| Problem statement |
Every line of the following records that includes "misma" should be copied.

Source data START

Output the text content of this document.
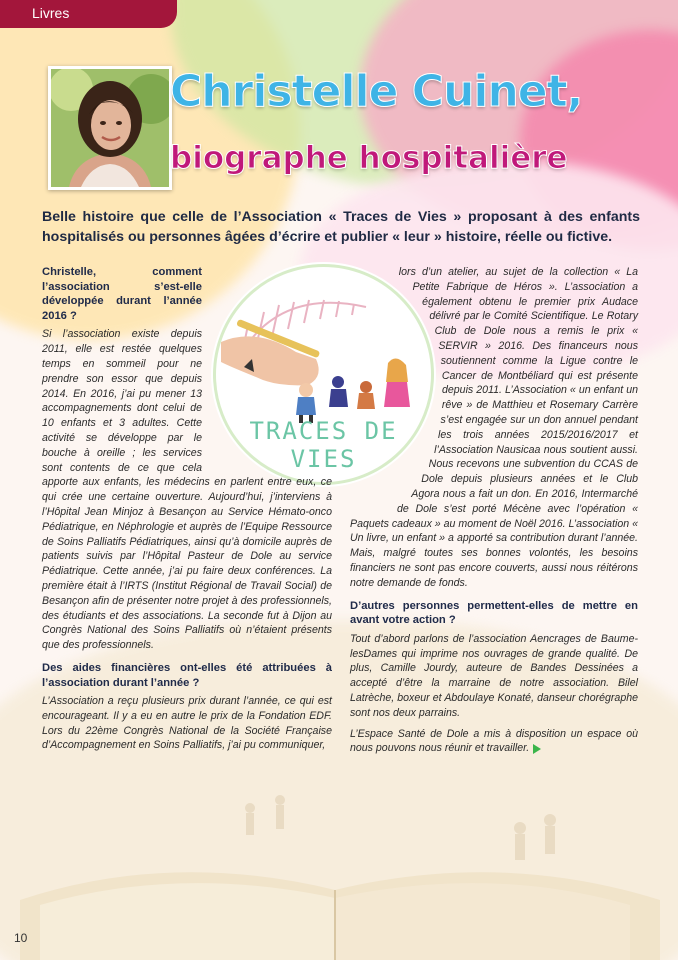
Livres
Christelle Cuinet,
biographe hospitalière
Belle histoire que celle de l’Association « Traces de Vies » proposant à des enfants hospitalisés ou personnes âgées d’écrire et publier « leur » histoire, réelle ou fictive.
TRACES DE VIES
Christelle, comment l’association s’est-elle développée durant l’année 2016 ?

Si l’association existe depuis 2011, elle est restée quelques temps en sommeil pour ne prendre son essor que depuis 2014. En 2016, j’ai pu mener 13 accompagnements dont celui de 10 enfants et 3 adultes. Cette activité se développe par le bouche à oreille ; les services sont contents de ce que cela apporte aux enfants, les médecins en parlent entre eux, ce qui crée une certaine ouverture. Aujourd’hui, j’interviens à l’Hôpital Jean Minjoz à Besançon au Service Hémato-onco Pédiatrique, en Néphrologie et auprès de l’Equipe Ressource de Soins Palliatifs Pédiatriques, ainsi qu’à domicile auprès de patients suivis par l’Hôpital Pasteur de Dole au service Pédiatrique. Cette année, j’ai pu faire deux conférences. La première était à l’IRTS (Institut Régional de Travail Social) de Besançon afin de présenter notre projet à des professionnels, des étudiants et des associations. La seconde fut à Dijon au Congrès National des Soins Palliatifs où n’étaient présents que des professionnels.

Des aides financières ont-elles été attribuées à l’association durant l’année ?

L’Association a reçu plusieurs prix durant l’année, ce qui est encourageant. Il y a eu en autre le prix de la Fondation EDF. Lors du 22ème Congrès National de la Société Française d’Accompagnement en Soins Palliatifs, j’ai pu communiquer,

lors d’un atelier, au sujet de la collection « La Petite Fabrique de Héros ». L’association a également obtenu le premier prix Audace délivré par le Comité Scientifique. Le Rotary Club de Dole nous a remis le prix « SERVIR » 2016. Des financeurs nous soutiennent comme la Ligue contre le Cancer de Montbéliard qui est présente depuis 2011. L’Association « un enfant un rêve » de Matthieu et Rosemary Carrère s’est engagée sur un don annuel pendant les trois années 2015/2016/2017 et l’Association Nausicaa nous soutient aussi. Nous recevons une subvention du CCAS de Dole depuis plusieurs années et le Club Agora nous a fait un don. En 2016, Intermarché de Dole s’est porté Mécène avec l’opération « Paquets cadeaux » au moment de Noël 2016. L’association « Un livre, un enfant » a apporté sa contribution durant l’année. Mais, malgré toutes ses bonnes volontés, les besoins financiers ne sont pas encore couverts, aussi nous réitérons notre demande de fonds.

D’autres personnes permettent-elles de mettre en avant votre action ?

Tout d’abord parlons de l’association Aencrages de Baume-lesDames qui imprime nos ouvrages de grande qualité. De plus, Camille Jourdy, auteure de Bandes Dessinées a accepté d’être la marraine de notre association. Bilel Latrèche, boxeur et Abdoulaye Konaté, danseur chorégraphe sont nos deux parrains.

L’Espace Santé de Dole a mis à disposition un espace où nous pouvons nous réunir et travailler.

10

Source data END
Source data START

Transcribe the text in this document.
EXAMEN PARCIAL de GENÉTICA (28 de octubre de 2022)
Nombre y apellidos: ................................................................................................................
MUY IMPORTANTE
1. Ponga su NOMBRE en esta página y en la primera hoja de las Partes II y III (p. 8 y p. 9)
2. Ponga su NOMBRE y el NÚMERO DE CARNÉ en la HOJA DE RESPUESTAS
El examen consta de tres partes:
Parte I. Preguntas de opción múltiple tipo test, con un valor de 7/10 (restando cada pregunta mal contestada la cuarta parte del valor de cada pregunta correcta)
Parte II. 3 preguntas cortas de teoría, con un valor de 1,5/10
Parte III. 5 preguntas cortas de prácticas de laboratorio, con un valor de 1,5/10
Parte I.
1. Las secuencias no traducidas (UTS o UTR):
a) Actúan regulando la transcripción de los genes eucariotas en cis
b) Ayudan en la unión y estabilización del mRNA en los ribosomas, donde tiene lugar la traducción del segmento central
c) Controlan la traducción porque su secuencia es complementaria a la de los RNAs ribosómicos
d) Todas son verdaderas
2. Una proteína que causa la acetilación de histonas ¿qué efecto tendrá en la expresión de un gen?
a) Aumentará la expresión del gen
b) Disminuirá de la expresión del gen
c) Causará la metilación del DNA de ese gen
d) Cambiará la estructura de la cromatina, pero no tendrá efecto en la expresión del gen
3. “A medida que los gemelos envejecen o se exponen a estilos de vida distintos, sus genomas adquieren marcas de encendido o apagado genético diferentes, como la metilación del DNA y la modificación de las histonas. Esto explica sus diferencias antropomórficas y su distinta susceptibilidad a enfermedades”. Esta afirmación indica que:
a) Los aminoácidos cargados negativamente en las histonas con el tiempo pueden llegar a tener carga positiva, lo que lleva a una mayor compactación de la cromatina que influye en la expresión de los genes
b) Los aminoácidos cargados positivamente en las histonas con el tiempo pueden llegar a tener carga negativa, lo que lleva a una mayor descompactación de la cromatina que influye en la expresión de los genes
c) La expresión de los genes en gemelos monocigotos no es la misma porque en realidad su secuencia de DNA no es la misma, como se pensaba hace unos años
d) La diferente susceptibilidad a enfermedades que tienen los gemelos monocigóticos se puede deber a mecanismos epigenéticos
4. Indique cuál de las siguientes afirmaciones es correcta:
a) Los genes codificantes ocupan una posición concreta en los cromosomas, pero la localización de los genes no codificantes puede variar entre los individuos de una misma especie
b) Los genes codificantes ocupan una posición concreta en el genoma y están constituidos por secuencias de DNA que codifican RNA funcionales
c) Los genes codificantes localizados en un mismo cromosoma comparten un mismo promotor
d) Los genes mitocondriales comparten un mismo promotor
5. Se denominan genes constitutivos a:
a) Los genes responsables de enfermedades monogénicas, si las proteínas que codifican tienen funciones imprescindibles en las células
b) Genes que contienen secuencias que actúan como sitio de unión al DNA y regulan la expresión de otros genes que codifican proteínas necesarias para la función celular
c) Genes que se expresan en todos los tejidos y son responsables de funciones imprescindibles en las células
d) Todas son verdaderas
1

Source data END
Source data START

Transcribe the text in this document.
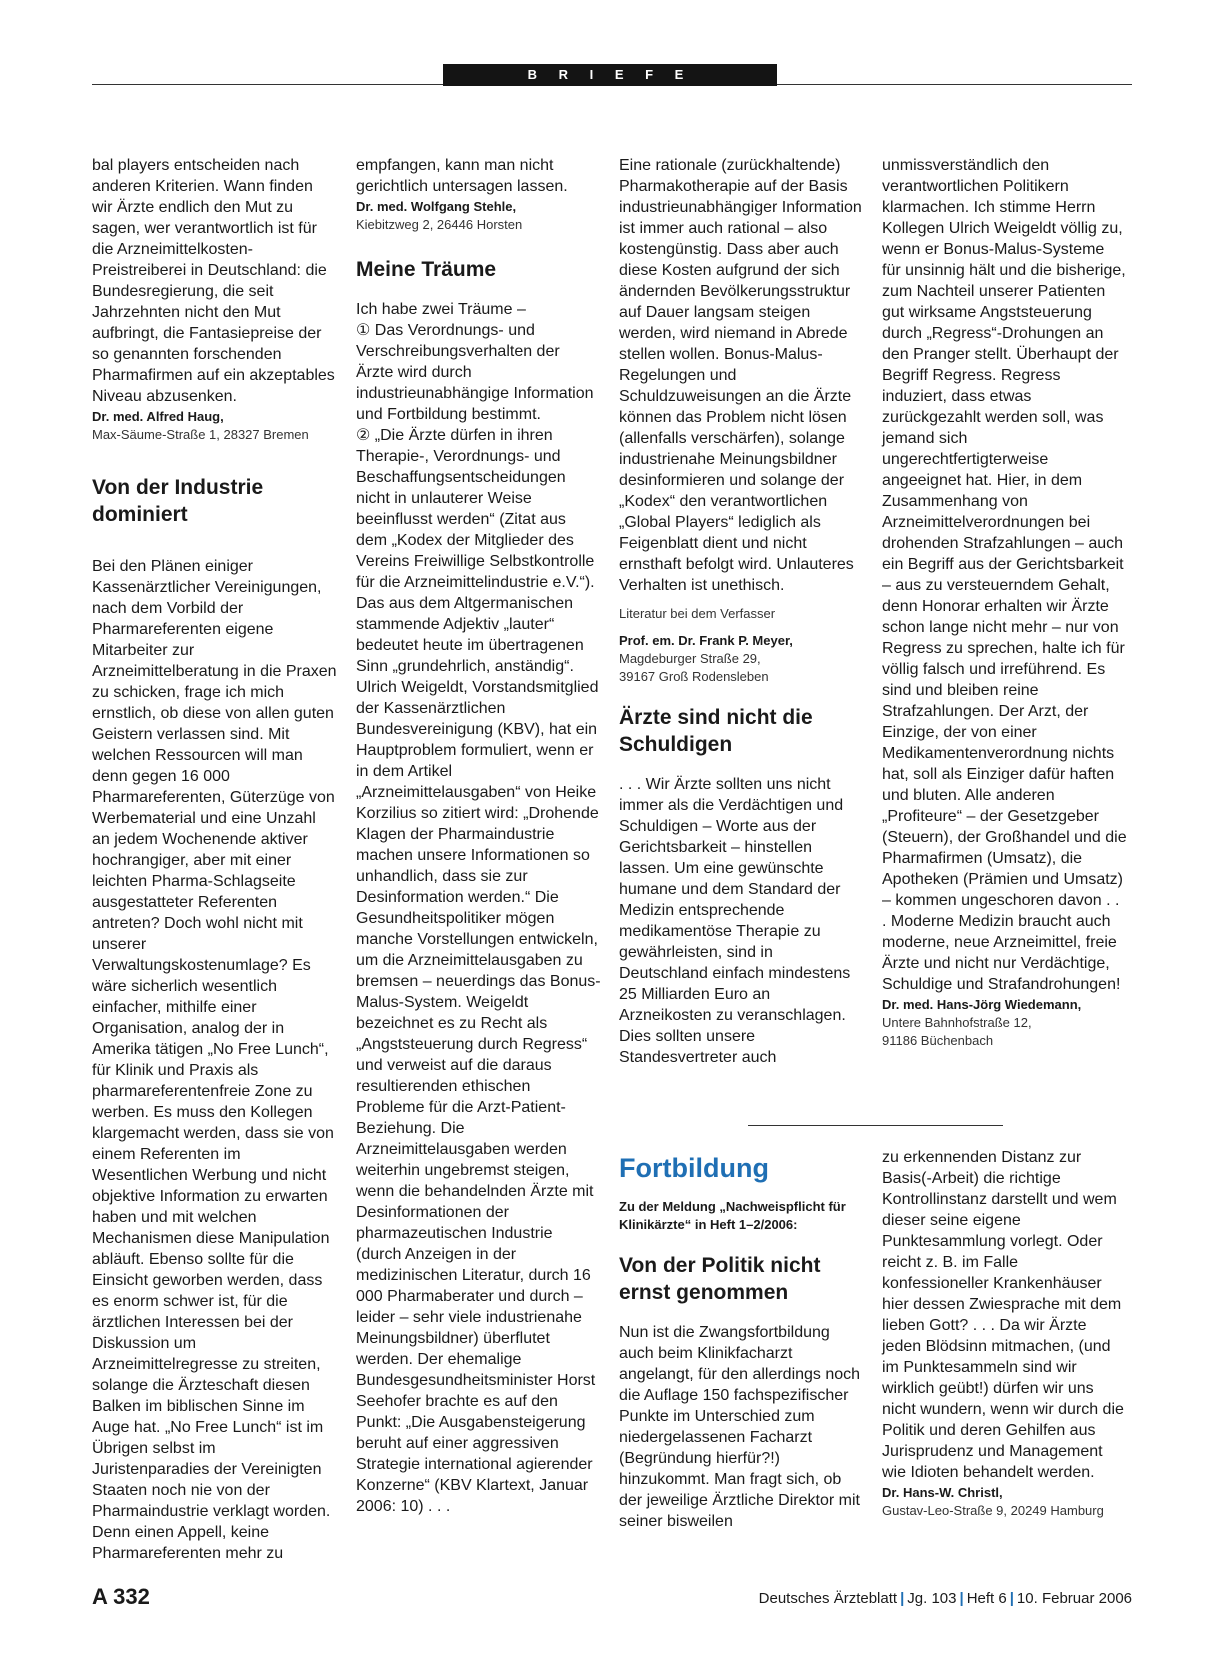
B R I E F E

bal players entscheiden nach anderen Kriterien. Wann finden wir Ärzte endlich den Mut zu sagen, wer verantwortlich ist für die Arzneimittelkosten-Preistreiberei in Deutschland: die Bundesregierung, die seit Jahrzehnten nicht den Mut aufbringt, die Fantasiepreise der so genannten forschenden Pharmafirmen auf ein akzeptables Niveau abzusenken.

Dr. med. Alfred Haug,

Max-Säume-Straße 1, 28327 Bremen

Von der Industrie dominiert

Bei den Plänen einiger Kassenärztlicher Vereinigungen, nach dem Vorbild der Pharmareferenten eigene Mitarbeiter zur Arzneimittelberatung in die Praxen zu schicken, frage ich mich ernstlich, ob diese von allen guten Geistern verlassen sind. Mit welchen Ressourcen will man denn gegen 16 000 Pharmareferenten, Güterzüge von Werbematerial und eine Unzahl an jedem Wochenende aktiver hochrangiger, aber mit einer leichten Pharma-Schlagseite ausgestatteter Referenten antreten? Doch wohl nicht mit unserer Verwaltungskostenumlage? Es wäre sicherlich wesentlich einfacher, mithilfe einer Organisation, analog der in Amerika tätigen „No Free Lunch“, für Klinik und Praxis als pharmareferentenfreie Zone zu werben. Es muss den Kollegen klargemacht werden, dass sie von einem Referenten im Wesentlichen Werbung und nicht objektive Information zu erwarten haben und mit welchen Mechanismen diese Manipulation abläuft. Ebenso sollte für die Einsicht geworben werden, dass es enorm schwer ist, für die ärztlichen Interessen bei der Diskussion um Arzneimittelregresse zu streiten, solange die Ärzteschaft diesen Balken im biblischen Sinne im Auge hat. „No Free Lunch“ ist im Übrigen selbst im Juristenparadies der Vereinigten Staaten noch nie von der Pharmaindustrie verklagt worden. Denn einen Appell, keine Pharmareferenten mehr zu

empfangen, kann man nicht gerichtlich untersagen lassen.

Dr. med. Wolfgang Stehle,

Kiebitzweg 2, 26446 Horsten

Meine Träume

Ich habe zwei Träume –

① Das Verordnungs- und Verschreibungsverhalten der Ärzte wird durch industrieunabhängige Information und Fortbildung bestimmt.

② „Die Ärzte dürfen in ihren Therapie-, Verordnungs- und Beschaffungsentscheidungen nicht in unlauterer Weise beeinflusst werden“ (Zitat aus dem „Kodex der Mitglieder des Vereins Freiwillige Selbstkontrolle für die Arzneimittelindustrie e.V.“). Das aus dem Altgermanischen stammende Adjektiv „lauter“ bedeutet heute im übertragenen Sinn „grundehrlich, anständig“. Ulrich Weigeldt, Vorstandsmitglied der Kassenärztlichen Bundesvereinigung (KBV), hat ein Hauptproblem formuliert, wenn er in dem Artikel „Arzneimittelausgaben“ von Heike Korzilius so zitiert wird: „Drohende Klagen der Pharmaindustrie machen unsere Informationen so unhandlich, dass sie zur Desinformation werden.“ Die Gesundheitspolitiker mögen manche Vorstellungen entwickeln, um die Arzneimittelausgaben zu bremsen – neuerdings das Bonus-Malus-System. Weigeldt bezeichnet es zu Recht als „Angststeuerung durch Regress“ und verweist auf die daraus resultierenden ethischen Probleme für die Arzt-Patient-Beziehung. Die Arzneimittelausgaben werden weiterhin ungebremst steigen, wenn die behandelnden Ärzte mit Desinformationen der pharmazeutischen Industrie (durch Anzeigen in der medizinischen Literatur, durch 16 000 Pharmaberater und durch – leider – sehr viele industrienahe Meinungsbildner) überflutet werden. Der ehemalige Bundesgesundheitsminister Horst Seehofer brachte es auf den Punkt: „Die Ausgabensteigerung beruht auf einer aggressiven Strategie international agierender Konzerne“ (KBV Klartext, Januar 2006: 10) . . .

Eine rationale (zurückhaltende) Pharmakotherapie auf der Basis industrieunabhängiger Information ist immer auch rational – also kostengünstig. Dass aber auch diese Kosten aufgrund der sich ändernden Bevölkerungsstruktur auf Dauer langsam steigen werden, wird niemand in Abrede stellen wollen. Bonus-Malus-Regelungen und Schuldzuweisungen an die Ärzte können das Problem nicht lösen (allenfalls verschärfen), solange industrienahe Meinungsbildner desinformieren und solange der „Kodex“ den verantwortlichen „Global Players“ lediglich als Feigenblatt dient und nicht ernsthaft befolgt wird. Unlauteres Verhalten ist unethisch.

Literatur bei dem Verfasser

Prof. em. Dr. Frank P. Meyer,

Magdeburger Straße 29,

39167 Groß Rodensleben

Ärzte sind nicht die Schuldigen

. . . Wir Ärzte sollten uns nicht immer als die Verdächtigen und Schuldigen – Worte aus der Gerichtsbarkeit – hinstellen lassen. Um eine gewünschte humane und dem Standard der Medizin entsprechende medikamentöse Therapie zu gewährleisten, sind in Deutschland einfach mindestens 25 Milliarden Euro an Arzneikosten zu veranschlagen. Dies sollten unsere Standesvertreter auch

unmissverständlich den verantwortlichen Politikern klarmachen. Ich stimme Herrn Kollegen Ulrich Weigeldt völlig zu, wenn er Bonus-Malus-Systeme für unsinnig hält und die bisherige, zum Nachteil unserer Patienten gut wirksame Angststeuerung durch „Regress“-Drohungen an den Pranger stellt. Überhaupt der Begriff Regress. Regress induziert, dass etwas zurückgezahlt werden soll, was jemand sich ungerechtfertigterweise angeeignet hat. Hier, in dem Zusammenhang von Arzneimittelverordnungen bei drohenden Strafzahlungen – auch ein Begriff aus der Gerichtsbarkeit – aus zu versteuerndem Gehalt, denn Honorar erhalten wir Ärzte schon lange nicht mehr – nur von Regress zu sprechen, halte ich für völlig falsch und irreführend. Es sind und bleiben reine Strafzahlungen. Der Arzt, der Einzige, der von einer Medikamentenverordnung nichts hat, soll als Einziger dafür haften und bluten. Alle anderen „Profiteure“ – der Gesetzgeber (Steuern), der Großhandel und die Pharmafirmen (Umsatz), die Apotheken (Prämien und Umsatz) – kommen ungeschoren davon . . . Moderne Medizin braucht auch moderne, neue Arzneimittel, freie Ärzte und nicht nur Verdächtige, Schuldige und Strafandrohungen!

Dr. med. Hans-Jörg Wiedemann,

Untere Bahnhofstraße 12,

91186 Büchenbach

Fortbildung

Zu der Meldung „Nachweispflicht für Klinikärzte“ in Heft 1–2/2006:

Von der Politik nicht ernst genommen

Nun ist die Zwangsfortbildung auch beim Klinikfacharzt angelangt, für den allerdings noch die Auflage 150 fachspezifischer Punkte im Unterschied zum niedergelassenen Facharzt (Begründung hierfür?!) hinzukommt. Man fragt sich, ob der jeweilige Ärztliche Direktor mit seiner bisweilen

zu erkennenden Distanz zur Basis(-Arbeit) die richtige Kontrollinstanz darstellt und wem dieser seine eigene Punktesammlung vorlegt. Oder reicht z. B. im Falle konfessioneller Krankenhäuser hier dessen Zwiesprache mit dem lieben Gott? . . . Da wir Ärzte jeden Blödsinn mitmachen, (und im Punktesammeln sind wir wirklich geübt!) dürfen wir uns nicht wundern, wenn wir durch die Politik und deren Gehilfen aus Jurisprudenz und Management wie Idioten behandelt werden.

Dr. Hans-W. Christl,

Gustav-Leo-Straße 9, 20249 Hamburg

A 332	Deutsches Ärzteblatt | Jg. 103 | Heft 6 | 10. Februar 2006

Source data END

| Answer box |
c) La expresión de los genes en gemelos monocigotos no es la misma porque en realidad su secuencia de DNA no es la misma, como se pensaba hace unos años
a) Los genes codificantes ocupan una posición concreta en los cromosomas, pero la localización de los genes no codificantes puede variar entre los individuos de una misma especie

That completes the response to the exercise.